*** Opening of Information ***

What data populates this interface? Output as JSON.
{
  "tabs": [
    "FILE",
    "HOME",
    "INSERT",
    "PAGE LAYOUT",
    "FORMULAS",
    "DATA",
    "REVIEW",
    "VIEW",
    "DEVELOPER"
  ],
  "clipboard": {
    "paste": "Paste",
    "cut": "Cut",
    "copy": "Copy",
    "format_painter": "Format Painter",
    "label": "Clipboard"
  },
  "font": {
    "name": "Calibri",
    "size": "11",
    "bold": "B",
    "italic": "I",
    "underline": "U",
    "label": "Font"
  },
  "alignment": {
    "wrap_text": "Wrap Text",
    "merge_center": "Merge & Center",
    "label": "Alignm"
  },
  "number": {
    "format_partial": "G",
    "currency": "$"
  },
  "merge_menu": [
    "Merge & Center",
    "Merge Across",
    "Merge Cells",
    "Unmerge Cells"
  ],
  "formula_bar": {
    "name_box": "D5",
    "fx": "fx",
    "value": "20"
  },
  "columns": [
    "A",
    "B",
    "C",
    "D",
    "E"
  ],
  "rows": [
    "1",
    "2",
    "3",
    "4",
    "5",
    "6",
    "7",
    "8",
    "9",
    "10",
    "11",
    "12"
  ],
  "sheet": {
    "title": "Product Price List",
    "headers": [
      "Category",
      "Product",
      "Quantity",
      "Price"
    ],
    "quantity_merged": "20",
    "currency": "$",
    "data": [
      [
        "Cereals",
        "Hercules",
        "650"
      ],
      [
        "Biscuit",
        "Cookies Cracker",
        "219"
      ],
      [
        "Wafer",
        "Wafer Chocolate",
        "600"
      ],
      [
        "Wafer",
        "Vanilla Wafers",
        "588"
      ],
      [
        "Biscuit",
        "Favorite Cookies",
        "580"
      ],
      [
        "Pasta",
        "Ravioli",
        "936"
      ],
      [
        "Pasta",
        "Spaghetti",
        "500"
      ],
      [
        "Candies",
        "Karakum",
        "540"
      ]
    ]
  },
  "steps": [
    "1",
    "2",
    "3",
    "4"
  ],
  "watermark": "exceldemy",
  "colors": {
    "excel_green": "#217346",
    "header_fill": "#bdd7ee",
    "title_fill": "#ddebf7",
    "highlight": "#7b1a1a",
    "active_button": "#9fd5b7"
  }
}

*** Close of Information ***

- Task goal -
Search the entries for "Center" and show every line that has it.

- Solution for this task -
    "merge_center": "Merge & Center",
    "Merge & Center",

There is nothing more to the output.